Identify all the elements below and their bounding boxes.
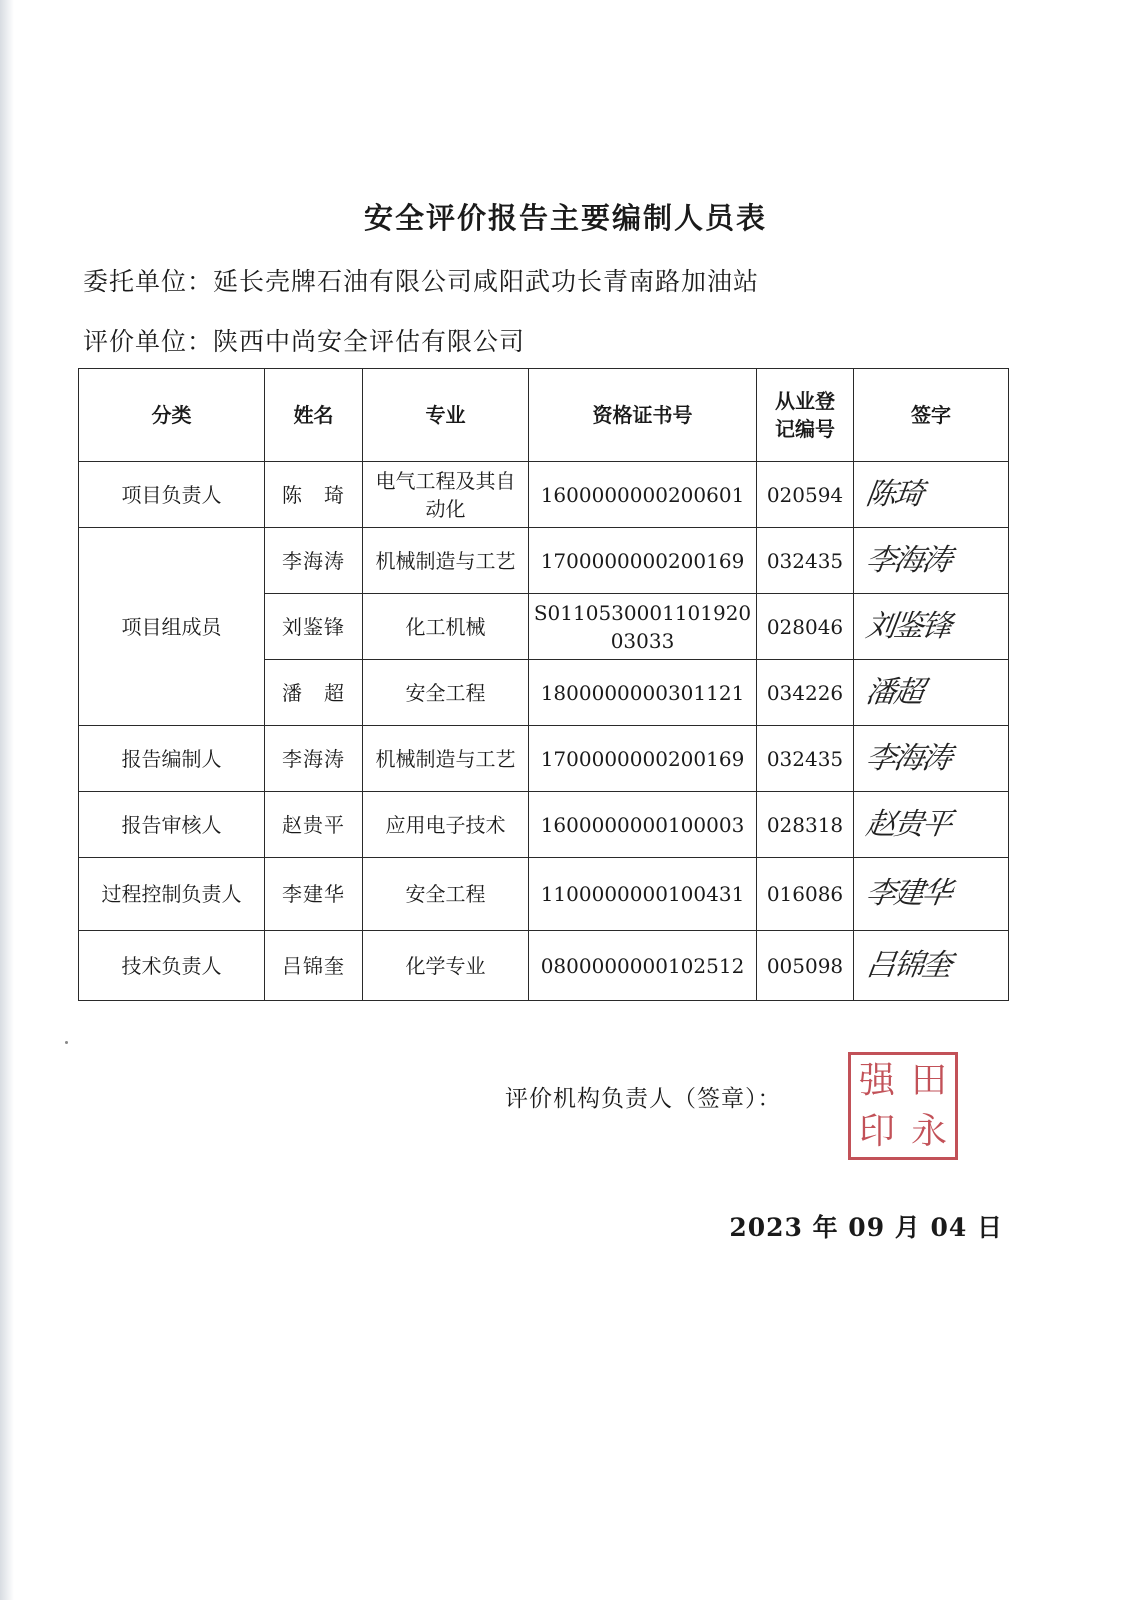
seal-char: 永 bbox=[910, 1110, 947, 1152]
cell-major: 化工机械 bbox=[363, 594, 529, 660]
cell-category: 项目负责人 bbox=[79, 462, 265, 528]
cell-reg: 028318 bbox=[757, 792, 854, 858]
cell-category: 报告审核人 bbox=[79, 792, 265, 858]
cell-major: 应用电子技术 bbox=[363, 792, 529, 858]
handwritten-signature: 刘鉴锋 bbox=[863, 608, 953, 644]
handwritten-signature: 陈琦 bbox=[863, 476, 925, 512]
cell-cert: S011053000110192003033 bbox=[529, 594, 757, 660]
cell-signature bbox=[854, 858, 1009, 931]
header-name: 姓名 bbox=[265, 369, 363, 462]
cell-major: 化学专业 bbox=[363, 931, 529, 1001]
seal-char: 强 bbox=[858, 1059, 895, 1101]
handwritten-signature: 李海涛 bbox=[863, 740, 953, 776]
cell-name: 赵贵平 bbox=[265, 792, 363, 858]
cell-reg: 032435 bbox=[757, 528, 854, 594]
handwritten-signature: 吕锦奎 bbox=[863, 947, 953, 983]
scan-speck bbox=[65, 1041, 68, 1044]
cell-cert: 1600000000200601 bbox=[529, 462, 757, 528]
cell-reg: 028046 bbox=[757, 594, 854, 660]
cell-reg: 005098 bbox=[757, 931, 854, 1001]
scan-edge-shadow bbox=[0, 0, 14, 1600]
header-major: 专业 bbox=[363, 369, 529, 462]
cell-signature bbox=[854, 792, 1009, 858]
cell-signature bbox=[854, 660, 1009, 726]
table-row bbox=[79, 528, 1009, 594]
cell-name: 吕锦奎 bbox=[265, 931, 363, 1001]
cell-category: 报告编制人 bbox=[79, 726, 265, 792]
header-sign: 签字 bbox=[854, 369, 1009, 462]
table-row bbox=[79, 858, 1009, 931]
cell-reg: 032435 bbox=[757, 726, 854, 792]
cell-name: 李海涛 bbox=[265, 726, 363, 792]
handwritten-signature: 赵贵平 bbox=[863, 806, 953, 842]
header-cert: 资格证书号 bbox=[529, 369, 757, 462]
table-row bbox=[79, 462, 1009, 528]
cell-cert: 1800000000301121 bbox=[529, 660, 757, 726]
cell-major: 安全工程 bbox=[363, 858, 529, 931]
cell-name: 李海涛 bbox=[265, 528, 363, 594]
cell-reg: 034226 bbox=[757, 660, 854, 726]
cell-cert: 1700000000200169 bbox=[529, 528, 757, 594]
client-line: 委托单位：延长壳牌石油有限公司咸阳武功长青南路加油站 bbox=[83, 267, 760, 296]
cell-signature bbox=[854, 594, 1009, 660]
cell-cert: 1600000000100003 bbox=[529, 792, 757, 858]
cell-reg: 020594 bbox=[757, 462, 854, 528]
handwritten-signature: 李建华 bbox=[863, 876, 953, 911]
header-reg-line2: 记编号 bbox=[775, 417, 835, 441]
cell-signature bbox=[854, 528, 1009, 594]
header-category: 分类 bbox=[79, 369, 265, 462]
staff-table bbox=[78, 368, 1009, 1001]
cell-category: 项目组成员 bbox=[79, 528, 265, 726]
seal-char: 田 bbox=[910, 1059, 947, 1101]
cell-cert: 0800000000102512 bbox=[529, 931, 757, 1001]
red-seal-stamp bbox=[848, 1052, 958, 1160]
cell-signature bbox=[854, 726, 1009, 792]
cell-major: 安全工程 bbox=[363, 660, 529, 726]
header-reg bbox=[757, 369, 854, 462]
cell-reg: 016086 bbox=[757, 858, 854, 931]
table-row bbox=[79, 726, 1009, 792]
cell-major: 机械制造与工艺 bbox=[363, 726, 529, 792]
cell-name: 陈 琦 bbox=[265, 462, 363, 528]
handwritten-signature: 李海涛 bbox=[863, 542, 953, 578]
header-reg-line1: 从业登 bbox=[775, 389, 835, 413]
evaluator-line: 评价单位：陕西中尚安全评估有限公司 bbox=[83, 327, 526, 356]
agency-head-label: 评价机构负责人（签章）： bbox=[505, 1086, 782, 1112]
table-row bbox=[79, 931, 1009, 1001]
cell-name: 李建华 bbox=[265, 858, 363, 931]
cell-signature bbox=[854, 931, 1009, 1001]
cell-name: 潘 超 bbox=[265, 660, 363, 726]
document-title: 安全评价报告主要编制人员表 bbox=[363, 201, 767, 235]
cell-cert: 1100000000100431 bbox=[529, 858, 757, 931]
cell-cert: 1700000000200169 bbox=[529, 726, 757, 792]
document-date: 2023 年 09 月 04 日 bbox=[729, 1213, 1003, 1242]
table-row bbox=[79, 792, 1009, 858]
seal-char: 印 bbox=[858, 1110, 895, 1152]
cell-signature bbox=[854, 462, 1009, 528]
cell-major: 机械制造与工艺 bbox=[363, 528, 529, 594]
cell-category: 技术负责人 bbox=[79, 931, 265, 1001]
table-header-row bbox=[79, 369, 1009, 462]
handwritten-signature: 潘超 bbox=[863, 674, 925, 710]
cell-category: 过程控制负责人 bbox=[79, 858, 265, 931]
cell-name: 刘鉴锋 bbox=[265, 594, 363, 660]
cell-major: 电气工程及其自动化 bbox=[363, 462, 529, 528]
————
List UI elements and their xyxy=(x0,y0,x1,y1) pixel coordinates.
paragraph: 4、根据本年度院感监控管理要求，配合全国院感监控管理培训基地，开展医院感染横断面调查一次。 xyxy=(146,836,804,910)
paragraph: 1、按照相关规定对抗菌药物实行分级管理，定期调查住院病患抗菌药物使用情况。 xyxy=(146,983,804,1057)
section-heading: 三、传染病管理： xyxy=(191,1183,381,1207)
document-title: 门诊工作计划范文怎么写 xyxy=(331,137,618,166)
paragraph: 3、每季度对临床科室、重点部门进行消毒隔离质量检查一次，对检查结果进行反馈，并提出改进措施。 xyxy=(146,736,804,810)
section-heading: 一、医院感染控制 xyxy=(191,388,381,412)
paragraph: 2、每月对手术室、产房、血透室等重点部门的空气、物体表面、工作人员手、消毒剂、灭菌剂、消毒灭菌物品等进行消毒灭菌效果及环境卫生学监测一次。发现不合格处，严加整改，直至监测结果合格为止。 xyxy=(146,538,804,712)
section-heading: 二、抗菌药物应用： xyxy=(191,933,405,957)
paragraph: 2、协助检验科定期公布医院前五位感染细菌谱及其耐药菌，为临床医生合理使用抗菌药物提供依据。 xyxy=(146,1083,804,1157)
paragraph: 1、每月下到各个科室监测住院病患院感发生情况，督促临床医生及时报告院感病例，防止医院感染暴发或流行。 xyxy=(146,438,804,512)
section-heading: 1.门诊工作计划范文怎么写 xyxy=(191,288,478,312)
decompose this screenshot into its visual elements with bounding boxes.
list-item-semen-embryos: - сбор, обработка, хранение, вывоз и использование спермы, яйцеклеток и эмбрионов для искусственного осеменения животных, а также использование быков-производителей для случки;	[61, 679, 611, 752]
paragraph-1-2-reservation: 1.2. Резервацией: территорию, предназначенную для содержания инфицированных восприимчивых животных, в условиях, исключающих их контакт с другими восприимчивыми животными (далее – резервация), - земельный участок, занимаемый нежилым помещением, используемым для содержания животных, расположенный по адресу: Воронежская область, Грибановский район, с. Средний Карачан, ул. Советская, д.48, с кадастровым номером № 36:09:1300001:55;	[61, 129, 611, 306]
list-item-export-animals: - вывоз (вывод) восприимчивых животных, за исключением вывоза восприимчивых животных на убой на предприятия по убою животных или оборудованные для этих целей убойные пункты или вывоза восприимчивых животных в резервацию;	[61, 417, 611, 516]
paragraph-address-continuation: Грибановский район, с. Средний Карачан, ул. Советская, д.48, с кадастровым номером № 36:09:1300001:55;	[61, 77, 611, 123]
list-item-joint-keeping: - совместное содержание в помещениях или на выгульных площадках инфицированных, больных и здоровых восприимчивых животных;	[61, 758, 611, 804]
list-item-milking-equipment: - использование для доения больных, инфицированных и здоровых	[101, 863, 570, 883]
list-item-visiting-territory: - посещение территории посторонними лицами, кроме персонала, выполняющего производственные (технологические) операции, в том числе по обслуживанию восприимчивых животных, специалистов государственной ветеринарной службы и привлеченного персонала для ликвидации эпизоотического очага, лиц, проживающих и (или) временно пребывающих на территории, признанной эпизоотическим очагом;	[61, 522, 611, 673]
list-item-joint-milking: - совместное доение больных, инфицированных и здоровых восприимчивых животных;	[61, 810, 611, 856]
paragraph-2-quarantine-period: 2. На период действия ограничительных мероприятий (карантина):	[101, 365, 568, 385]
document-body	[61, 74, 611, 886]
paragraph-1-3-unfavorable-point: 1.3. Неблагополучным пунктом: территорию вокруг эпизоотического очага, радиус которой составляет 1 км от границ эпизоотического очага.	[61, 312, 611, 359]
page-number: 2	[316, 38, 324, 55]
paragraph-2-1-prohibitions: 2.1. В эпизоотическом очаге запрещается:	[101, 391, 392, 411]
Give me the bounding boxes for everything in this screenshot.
————
■ **PROBLEM STATEMENT**:
Reproduce verbatim the lines from the one containing "List UI elements" through the one containing "section-heading: 二、抗菌药物应用： xyxy=(191,933,405,957)", including both of those lines.

■ **FINISHED TASK**:
List UI elements and their xyxy=(x0,y0,x1,y1) pixel coordinates.
paragraph: 4、根据本年度院感监控管理要求，配合全国院感监控管理培训基地，开展医院感染横断面调查一次。 xyxy=(146,836,804,910)
paragraph: 1、按照相关规定对抗菌药物实行分级管理，定期调查住院病患抗菌药物使用情况。 xyxy=(146,983,804,1057)
section-heading: 三、传染病管理： xyxy=(191,1183,381,1207)
document-title: 门诊工作计划范文怎么写 xyxy=(331,137,618,166)
paragraph: 3、每季度对临床科室、重点部门进行消毒隔离质量检查一次，对检查结果进行反馈，并提出改进措施。 xyxy=(146,736,804,810)
section-heading: 一、医院感染控制 xyxy=(191,388,381,412)
paragraph: 2、每月对手术室、产房、血透室等重点部门的空气、物体表面、工作人员手、消毒剂、灭菌剂、消毒灭菌物品等进行消毒灭菌效果及环境卫生学监测一次。发现不合格处，严加整改，直至监测结果合格为止。 xyxy=(146,538,804,712)
section-heading: 二、抗菌药物应用： xyxy=(191,933,405,957)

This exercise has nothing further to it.